[[ Extracted text, beginning ]]

CRISPR/Cas9-mediated ablation of AHSA1 gene

AHSA1 −/− HEK293T cells were generated by genome editing with the CRISPR/Cas9 system as previously described (26), where the single-guide RNAs (sgRNAs) were designed according to a previously published method (31). The guide sequences for the production of sgRNA targeting AHSA1 gene were inserted into the hSp-Cas9 plasmid pX330 (Addgene) at the BbsI digestion sites. After transfection and clonal isolation, successful deletion of the AHSA1 gene in single-cell clones was screened by western blot using anti-Aha1 antibody and the deleted loci in genomic DNA were identified by Sanger sequencing. The sgRNA sequences are listed in Supplementary Table S2 and the Sanger sequencing results are shown in Supplementary Figure S3.

Real-time quantitative PCR analysis of mature miRNA

Cells were seeded in six-well plates at a 40% confluence level and treated with the indicated compounds. Total RNA was extracted from cells using TRIzol and used for cDNA synthesis as described (32). Approximately 1 μg RNA was reverse-transcribed by employing 100 units of M-MLV reverse transcriptase (Promega), 1 unit of poly(A) polymerase (New England Biolabs) and a 5′-tagged oligo(dT)15 primer. After a 1-h incubation at 42°C, the reverse transcriptase was deactivated by heating at 95°C for 5 min. Real-time quantitative PCR (RT-qPCR) experiments were performed using iQ SYBR Green Supermix kit (Bio-Rad) on a Bio-Rad iCycler system, and the running conditions were 95°C for 3 min and 45 cycles of 95°C for 15 s, 55°C for 30 s and 72°C for 45 s. The comparative cycle threshold (ΔΔCt) method was used for the relative quantification of mature miRNA expression (33), with the primers being listed in Supplementary Table S3. The mature miRNA level was normalized against that of GAPDH.

RT-PCR analysis of primary miRNA

cDNA was synthesized using SuperScript III reverse transcriptase, and PCR was performed using Phusion DNA polymerase as previously described (34). For pri-let-7b, pri-mir-30a, pri-mir-15a and pri-mir-100 (with amplicon sizes of 400, 388, 396 and 386 nt, respectively), PCR reactions were conducted with 29, 25, 26 and 26 cycles at annealing temperatures of 65, 61, 61 and 62°C, respectively. The sequences of primer pairs spanning the stem–loop region of each miRNA are shown in Supplementary Table S4.

[[ Extracted text, end ]]

* [Your objective]:
For each statement below, state whether it agrees with the methods text above, answering yes or no and quoting the words of the text that decide it.
1. The guide sequences targeting the AHSA1 gene were inserted into plasmid pX330 at the BbsI digestion sites.
2. The mature miRNA level was normalized against that of U6.
3. After the 1-h incubation, the reverse transcriptase was deactivated by heating at 72°C for 5 min.

[[ Dataset extract, beginning ]]

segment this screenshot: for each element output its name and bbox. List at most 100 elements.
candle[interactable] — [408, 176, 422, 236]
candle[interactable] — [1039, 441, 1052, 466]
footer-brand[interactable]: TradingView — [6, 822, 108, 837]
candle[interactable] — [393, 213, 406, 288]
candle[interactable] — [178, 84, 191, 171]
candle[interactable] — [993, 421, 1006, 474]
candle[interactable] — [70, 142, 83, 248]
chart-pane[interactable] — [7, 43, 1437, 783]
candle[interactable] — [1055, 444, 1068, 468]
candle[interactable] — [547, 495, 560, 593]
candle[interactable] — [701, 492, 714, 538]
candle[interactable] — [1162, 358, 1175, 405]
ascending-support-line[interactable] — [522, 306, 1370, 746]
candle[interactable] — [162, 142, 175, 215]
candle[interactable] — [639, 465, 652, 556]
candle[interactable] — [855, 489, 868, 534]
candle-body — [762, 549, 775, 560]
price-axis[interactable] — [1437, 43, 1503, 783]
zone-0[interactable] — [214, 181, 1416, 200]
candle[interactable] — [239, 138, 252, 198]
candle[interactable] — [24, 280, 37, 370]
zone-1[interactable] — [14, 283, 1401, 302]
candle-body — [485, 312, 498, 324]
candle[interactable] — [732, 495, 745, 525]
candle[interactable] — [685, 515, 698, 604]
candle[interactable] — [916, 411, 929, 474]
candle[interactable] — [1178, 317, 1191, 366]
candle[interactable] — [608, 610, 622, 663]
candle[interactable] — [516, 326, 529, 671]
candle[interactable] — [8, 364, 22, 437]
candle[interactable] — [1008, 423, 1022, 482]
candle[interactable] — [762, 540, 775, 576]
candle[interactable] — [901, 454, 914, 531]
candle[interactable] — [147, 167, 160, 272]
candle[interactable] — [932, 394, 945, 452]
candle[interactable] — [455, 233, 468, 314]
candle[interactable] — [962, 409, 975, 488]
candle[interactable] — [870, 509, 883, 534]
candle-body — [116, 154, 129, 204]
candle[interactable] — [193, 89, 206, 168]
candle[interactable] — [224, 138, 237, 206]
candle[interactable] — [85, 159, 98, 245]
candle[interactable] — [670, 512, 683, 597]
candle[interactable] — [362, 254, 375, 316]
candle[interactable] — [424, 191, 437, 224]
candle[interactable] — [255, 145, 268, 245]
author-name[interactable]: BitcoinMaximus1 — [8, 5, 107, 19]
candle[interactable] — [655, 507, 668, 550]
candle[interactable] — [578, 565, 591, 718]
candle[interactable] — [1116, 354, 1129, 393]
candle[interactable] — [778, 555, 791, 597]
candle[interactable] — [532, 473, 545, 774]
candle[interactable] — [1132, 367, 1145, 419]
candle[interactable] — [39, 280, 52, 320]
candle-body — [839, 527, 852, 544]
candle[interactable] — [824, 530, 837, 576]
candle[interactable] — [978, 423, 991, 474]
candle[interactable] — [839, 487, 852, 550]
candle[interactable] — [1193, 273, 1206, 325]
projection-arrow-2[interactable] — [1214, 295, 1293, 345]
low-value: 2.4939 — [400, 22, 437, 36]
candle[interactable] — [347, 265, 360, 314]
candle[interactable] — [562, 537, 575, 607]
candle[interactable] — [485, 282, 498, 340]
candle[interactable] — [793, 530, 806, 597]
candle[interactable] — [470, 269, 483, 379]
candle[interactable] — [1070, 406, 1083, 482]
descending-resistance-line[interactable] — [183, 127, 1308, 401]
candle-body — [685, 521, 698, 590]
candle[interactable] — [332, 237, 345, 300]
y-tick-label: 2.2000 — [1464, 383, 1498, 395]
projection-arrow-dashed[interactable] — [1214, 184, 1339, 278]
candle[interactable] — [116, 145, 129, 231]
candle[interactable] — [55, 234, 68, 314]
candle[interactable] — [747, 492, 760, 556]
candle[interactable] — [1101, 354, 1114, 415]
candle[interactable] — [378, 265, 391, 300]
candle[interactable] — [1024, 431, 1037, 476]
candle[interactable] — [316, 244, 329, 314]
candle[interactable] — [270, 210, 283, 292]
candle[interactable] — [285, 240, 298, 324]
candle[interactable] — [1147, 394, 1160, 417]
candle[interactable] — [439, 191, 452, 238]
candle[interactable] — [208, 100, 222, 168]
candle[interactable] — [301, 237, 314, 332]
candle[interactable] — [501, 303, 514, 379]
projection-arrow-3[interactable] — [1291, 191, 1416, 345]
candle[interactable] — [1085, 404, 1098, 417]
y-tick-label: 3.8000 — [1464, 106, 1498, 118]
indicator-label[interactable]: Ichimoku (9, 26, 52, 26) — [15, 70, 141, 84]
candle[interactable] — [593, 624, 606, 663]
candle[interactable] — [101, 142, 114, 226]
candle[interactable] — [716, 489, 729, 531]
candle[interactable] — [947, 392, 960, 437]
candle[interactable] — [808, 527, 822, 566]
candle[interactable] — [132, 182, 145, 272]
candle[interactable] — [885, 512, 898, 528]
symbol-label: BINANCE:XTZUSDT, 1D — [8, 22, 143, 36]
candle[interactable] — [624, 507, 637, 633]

[[ Dataset extract, end ]]

* [Response area]:
1. Yes: "The guide sequences for the production of sgRNA targeting AHSA1 gene were inserted into the hSp-Cas9 plasmid pX330 (Addgene) at the BbsI digestion sites."
2. No: "The mature miRNA level was normalized against that of GAPDH."
3. No: "the reverse transcriptase was deactivated by heating at 95°C for 5 min."